Start Record list

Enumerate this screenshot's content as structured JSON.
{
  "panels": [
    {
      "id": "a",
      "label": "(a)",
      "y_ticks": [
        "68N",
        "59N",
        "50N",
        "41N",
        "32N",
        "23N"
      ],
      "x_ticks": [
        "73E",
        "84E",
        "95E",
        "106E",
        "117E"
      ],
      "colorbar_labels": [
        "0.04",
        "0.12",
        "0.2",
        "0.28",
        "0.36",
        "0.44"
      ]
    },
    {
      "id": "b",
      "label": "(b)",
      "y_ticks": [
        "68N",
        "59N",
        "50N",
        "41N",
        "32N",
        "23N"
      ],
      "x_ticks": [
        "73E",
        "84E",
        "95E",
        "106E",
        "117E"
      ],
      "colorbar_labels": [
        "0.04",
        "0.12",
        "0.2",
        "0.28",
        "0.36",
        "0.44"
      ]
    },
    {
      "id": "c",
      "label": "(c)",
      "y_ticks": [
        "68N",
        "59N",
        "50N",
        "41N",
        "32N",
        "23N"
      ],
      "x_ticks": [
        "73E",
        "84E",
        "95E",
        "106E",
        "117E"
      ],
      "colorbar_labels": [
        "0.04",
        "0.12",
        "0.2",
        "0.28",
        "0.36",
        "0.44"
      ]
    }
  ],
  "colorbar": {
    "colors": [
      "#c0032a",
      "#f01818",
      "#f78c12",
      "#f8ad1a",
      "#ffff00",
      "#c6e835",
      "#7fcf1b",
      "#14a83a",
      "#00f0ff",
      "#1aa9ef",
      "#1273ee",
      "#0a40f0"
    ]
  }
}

End Record list

→ **Requirements**
Quote the data in full, keeping each word unchanged.

→ **Solution to this task**
Enumerate this screenshot's content as structured JSON.
{
  "panels": [
    {
      "id": "a",
      "label": "(a)",
      "y_ticks": [
        "68N",
        "59N",
        "50N",
        "41N",
        "32N",
        "23N"
      ],
      "x_ticks": [
        "73E",
        "84E",
        "95E",
        "106E",
        "117E"
      ],
      "colorbar_labels": [
        "0.04",
        "0.12",
        "0.2",
        "0.28",
        "0.36",
        "0.44"
      ]
    },
    {
      "id": "b",
      "label": "(b)",
      "y_ticks": [
        "68N",
        "59N",
        "50N",
        "41N",
        "32N",
        "23N"
      ],
      "x_ticks": [
        "73E",
        "84E",
        "95E",
        "106E",
        "117E"
      ],
      "colorbar_labels": [
        "0.04",
        "0.12",
        "0.2",
        "0.28",
        "0.36",
        "0.44"
      ]
    },
    {
      "id": "c",
      "label": "(c)",
      "y_ticks": [
        "68N",
        "59N",
        "50N",
        "41N",
        "32N",
        "23N"
      ],
      "x_ticks": [
        "73E",
        "84E",
        "95E",
        "106E",
        "117E"
      ],
      "colorbar_labels": [
        "0.04",
        "0.12",
        "0.2",
        "0.28",
        "0.36",
        "0.44"
      ]
    }
  ],
  "colorbar": {
    "colors": [
      "#c0032a",
      "#f01818",
      "#f78c12",
      "#f8ad1a",
      "#ffff00",
      "#c6e835",
      "#7fcf1b",
      "#14a83a",
      "#00f0ff",
      "#1aa9ef",
      "#1273ee",
      "#0a40f0"
    ]
  }
}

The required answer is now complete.